- EXERCISE BRIEF:
Copy each line with the word "username" in it.

- DATASET EXTRACT:
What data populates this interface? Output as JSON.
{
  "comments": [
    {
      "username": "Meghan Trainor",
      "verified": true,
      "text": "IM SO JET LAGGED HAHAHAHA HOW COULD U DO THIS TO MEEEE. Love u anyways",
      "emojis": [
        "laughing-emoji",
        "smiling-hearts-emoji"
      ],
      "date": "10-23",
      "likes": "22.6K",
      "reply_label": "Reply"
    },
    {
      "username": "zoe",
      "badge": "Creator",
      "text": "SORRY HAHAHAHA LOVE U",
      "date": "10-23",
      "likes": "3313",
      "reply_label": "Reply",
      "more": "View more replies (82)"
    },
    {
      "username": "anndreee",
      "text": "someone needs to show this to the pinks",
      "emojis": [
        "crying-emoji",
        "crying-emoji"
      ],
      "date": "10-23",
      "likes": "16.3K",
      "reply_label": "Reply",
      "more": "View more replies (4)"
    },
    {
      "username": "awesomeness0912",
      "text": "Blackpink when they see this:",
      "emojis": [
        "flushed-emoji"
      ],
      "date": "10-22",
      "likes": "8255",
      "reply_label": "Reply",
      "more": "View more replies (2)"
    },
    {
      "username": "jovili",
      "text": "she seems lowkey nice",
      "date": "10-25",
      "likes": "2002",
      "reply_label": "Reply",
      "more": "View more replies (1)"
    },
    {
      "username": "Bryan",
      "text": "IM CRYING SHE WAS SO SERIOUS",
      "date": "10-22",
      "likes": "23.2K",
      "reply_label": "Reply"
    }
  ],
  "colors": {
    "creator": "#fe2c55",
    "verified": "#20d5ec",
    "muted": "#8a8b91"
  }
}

- ANSWER TO THE EXERCISE:
      "username": "Meghan Trainor",
      "username": "zoe",
      "username": "anndreee",
      "username": "awesomeness0912",
      "username": "jovili",
      "username": "Bryan",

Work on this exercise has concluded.